**Description of the task:**
Restate the records below word for word, and omit the images they hold.

▼▼▼

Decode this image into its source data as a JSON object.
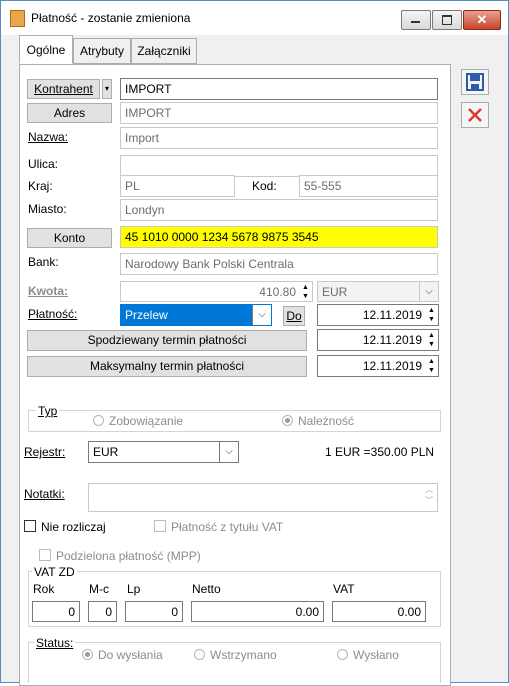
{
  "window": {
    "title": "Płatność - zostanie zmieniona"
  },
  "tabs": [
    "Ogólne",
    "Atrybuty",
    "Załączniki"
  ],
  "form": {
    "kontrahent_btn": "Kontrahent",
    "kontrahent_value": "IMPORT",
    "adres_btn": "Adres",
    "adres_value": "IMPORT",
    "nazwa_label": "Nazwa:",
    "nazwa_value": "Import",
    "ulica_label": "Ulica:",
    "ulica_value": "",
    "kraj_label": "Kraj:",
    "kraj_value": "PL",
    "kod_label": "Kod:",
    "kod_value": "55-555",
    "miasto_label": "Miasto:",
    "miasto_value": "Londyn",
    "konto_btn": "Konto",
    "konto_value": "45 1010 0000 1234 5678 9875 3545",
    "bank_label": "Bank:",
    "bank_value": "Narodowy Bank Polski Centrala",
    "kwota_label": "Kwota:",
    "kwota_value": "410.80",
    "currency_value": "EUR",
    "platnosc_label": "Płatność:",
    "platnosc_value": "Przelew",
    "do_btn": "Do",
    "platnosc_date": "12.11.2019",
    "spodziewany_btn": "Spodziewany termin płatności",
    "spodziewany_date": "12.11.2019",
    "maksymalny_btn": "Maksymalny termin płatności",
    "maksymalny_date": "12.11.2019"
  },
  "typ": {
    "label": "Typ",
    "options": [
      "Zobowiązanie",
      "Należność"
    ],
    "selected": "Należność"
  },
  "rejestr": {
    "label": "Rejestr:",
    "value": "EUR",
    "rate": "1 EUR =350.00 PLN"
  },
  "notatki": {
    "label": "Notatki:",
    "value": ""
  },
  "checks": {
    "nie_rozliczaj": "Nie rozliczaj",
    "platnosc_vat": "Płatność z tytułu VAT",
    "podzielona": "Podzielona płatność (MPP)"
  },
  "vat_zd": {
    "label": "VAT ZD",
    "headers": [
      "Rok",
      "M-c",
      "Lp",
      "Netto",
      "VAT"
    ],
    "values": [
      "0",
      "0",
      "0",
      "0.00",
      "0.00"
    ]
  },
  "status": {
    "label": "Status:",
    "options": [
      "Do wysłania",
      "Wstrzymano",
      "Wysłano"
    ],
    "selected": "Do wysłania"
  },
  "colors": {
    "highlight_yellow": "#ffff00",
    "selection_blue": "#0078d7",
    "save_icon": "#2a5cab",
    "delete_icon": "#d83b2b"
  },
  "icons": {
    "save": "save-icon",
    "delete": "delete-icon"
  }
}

▲▲▲

**Solved problem:**
Decode this image into its source data as a JSON object.
{
  "window": {
    "title": "Płatność - zostanie zmieniona"
  },
  "tabs": [
    "Ogólne",
    "Atrybuty",
    "Załączniki"
  ],
  "form": {
    "kontrahent_btn": "Kontrahent",
    "kontrahent_value": "IMPORT",
    "adres_btn": "Adres",
    "adres_value": "IMPORT",
    "nazwa_label": "Nazwa:",
    "nazwa_value": "Import",
    "ulica_label": "Ulica:",
    "ulica_value": "",
    "kraj_label": "Kraj:",
    "kraj_value": "PL",
    "kod_label": "Kod:",
    "kod_value": "55-555",
    "miasto_label": "Miasto:",
    "miasto_value": "Londyn",
    "konto_btn": "Konto",
    "konto_value": "45 1010 0000 1234 5678 9875 3545",
    "bank_label": "Bank:",
    "bank_value": "Narodowy Bank Polski Centrala",
    "kwota_label": "Kwota:",
    "kwota_value": "410.80",
    "currency_value": "EUR",
    "platnosc_label": "Płatność:",
    "platnosc_value": "Przelew",
    "do_btn": "Do",
    "platnosc_date": "12.11.2019",
    "spodziewany_btn": "Spodziewany termin płatności",
    "spodziewany_date": "12.11.2019",
    "maksymalny_btn": "Maksymalny termin płatności",
    "maksymalny_date": "12.11.2019"
  },
  "typ": {
    "label": "Typ",
    "options": [
      "Zobowiązanie",
      "Należność"
    ],
    "selected": "Należność"
  },
  "rejestr": {
    "label": "Rejestr:",
    "value": "EUR",
    "rate": "1 EUR =350.00 PLN"
  },
  "notatki": {
    "label": "Notatki:",
    "value": ""
  },
  "checks": {
    "nie_rozliczaj": "Nie rozliczaj",
    "platnosc_vat": "Płatność z tytułu VAT",
    "podzielona": "Podzielona płatność (MPP)"
  },
  "vat_zd": {
    "label": "VAT ZD",
    "headers": [
      "Rok",
      "M-c",
      "Lp",
      "Netto",
      "VAT"
    ],
    "values": [
      "0",
      "0",
      "0",
      "0.00",
      "0.00"
    ]
  },
  "status": {
    "label": "Status:",
    "options": [
      "Do wysłania",
      "Wstrzymano",
      "Wysłano"
    ],
    "selected": "Do wysłania"
  },
  "colors": {
    "highlight_yellow": "#ffff00",
    "selection_blue": "#0078d7",
    "save_icon": "#2a5cab",
    "delete_icon": "#d83b2b"
  },
  "icons": {
    "save": "save-icon",
    "delete": "delete-icon"
  }
}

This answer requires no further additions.